**To do:** From the listing below, extract each entry exactly as written, minus the images.
━━━━━ Task material
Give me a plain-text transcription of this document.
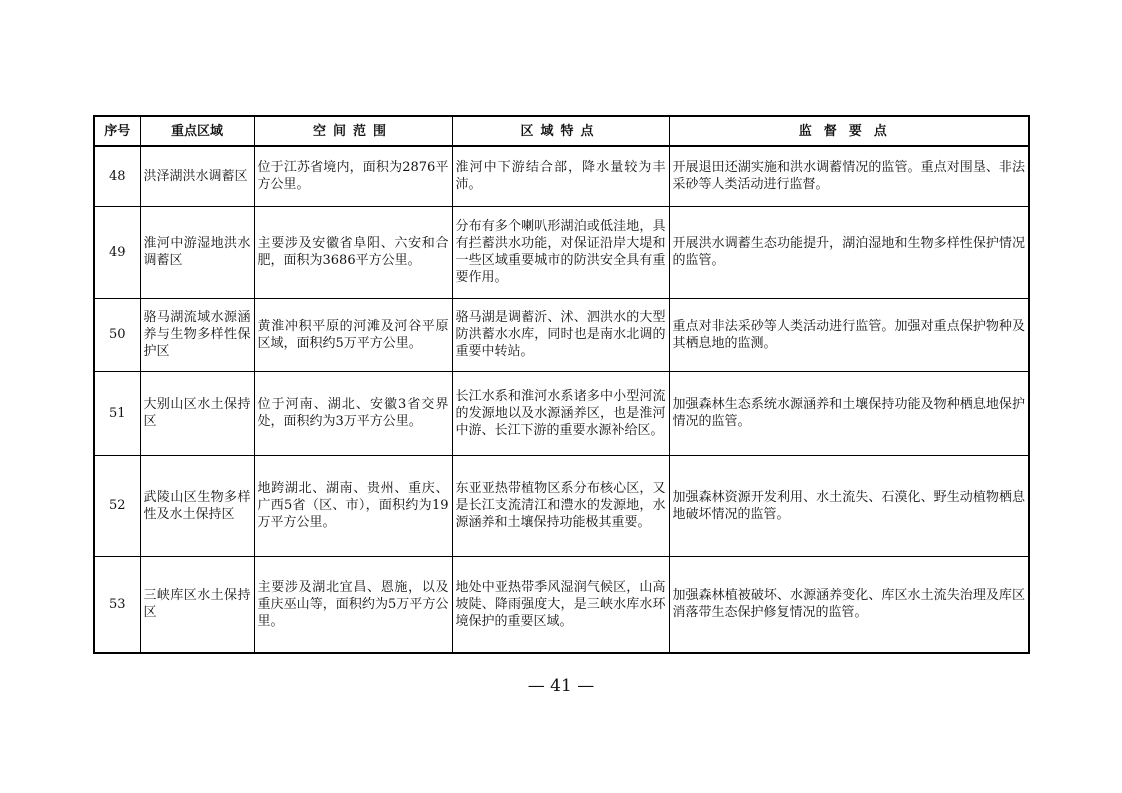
序号	重点区域	空间范围	区域特点	监督要点
48	洪泽湖洪水调蓄区	位于江苏省境内，面积为2876平方公里。	淮河中下游结合部，降水量较为丰沛。	开展退田还湖实施和洪水调蓄情况的监管。重点对围垦、非法采砂等人类活动进行监督。
49	淮河中游湿地洪水调蓄区	主要涉及安徽省阜阳、六安和合肥，面积为3686平方公里。	分布有多个喇叭形湖泊或低洼地，具有拦蓄洪水功能，对保证沿岸大堤和一些区域重要城市的防洪安全具有重要作用。	开展洪水调蓄生态功能提升，湖泊湿地和生物多样性保护情况的监管。
50	骆马湖流域水源涵养与生物多样性保护区	黄淮冲积平原的河滩及河谷平原区域，面积约5万平方公里。	骆马湖是调蓄沂、沭、泗洪水的大型防洪蓄水水库，同时也是南水北调的重要中转站。	重点对非法采砂等人类活动进行监管。加强对重点保护物种及其栖息地的监测。
51	大别山区水土保持区	位于河南、湖北、安徽3省交界处，面积约为3万平方公里。	长江水系和淮河水系诸多中小型河流的发源地以及水源涵养区，也是淮河中游、长江下游的重要水源补给区。	加强森林生态系统水源涵养和土壤保持功能及物种栖息地保护情况的监管。
52	武陵山区生物多样性及水土保持区	地跨湖北、湖南、贵州、重庆、广西5省（区、市），面积约为19万平方公里。	东亚亚热带植物区系分布核心区，又是长江支流清江和澧水的发源地，水源涵养和土壤保持功能极其重要。	加强森林资源开发利用、水土流失、石漠化、野生动植物栖息地破坏情况的监管。
53	三峡库区水土保持区	主要涉及湖北宜昌、恩施，以及重庆巫山等，面积约为5万平方公里。	地处中亚热带季风湿润气候区，山高坡陡、降雨强度大，是三峡水库水环境保护的重要区域。	加强森林植被破坏、水源涵养变化、库区水土流失治理及库区消落带生态保护修复情况的监管。
— 41 —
━━━━━━━━━━
**Exercise output:**
Give me a plain-text transcription of this document.
序号	重点区域	空间范围	区域特点	监督要点
48	洪泽湖洪水调蓄区	位于江苏省境内，面积为2876平方公里。	淮河中下游结合部，降水量较为丰沛。	开展退田还湖实施和洪水调蓄情况的监管。重点对围垦、非法采砂等人类活动进行监督。
49	淮河中游湿地洪水调蓄区	主要涉及安徽省阜阳、六安和合肥，面积为3686平方公里。	分布有多个喇叭形湖泊或低洼地，具有拦蓄洪水功能，对保证沿岸大堤和一些区域重要城市的防洪安全具有重要作用。	开展洪水调蓄生态功能提升，湖泊湿地和生物多样性保护情况的监管。
50	骆马湖流域水源涵养与生物多样性保护区	黄淮冲积平原的河滩及河谷平原区域，面积约5万平方公里。	骆马湖是调蓄沂、沭、泗洪水的大型防洪蓄水水库，同时也是南水北调的重要中转站。	重点对非法采砂等人类活动进行监管。加强对重点保护物种及其栖息地的监测。
51	大别山区水土保持区	位于河南、湖北、安徽3省交界处，面积约为3万平方公里。	长江水系和淮河水系诸多中小型河流的发源地以及水源涵养区，也是淮河中游、长江下游的重要水源补给区。	加强森林生态系统水源涵养和土壤保持功能及物种栖息地保护情况的监管。
52	武陵山区生物多样性及水土保持区	地跨湖北、湖南、贵州、重庆、广西5省（区、市），面积约为19万平方公里。	东亚亚热带植物区系分布核心区，又是长江支流清江和澧水的发源地，水源涵养和土壤保持功能极其重要。	加强森林资源开发利用、水土流失、石漠化、野生动植物栖息地破坏情况的监管。
53	三峡库区水土保持区	主要涉及湖北宜昌、恩施，以及重庆巫山等，面积约为5万平方公里。	地处中亚热带季风湿润气候区，山高坡陡、降雨强度大，是三峡水库水环境保护的重要区域。	加强森林植被破坏、水源涵养变化、库区水土流失治理及库区消落带生态保护修复情况的监管。
— 41 —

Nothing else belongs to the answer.